> _What you will do_
Transcribe every line of the listing below without any deviation.

> _Materials provided_
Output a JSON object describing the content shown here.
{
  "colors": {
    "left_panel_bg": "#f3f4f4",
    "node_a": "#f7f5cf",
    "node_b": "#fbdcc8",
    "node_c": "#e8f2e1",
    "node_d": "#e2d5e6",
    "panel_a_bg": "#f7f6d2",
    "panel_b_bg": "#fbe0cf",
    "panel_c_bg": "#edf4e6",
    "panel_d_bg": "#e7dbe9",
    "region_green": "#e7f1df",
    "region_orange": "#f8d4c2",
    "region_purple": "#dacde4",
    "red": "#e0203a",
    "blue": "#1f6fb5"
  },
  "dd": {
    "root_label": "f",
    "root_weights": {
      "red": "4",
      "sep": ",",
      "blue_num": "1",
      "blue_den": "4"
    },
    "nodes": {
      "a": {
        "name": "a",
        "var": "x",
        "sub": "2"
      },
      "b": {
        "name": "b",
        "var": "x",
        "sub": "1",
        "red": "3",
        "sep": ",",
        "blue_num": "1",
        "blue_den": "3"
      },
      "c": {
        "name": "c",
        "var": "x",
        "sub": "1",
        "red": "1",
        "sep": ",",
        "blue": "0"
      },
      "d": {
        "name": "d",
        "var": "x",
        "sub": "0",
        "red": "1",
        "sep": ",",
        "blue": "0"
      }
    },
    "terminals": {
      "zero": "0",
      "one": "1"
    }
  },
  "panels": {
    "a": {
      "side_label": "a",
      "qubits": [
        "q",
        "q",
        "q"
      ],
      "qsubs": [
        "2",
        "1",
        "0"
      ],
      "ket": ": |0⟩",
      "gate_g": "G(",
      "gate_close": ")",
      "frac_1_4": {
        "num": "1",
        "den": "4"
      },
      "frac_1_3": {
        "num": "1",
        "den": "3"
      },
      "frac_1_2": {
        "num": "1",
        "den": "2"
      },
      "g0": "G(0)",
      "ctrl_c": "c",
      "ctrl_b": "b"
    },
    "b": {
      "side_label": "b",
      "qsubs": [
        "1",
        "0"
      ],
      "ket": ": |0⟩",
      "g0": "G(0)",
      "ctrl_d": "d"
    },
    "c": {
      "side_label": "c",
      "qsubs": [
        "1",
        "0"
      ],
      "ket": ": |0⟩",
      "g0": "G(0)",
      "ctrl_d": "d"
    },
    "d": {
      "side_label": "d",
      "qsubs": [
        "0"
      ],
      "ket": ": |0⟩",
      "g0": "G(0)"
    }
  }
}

> _Problem solution_
Output a JSON object describing the content shown here.
{
  "colors": {
    "left_panel_bg": "#f3f4f4",
    "node_a": "#f7f5cf",
    "node_b": "#fbdcc8",
    "node_c": "#e8f2e1",
    "node_d": "#e2d5e6",
    "panel_a_bg": "#f7f6d2",
    "panel_b_bg": "#fbe0cf",
    "panel_c_bg": "#edf4e6",
    "panel_d_bg": "#e7dbe9",
    "region_green": "#e7f1df",
    "region_orange": "#f8d4c2",
    "region_purple": "#dacde4",
    "red": "#e0203a",
    "blue": "#1f6fb5"
  },
  "dd": {
    "root_label": "f",
    "root_weights": {
      "red": "4",
      "sep": ",",
      "blue_num": "1",
      "blue_den": "4"
    },
    "nodes": {
      "a": {
        "name": "a",
        "var": "x",
        "sub": "2"
      },
      "b": {
        "name": "b",
        "var": "x",
        "sub": "1",
        "red": "3",
        "sep": ",",
        "blue_num": "1",
        "blue_den": "3"
      },
      "c": {
        "name": "c",
        "var": "x",
        "sub": "1",
        "red": "1",
        "sep": ",",
        "blue": "0"
      },
      "d": {
        "name": "d",
        "var": "x",
        "sub": "0",
        "red": "1",
        "sep": ",",
        "blue": "0"
      }
    },
    "terminals": {
      "zero": "0",
      "one": "1"
    }
  },
  "panels": {
    "a": {
      "side_label": "a",
      "qubits": [
        "q",
        "q",
        "q"
      ],
      "qsubs": [
        "2",
        "1",
        "0"
      ],
      "ket": ": |0⟩",
      "gate_g": "G(",
      "gate_close": ")",
      "frac_1_4": {
        "num": "1",
        "den": "4"
      },
      "frac_1_3": {
        "num": "1",
        "den": "3"
      },
      "frac_1_2": {
        "num": "1",
        "den": "2"
      },
      "g0": "G(0)",
      "ctrl_c": "c",
      "ctrl_b": "b"
    },
    "b": {
      "side_label": "b",
      "qsubs": [
        "1",
        "0"
      ],
      "ket": ": |0⟩",
      "g0": "G(0)",
      "ctrl_d": "d"
    },
    "c": {
      "side_label": "c",
      "qsubs": [
        "1",
        "0"
      ],
      "ket": ": |0⟩",
      "g0": "G(0)",
      "ctrl_d": "d"
    },
    "d": {
      "side_label": "d",
      "qsubs": [
        "0"
      ],
      "ket": ": |0⟩",
      "g0": "G(0)"
    }
  }
}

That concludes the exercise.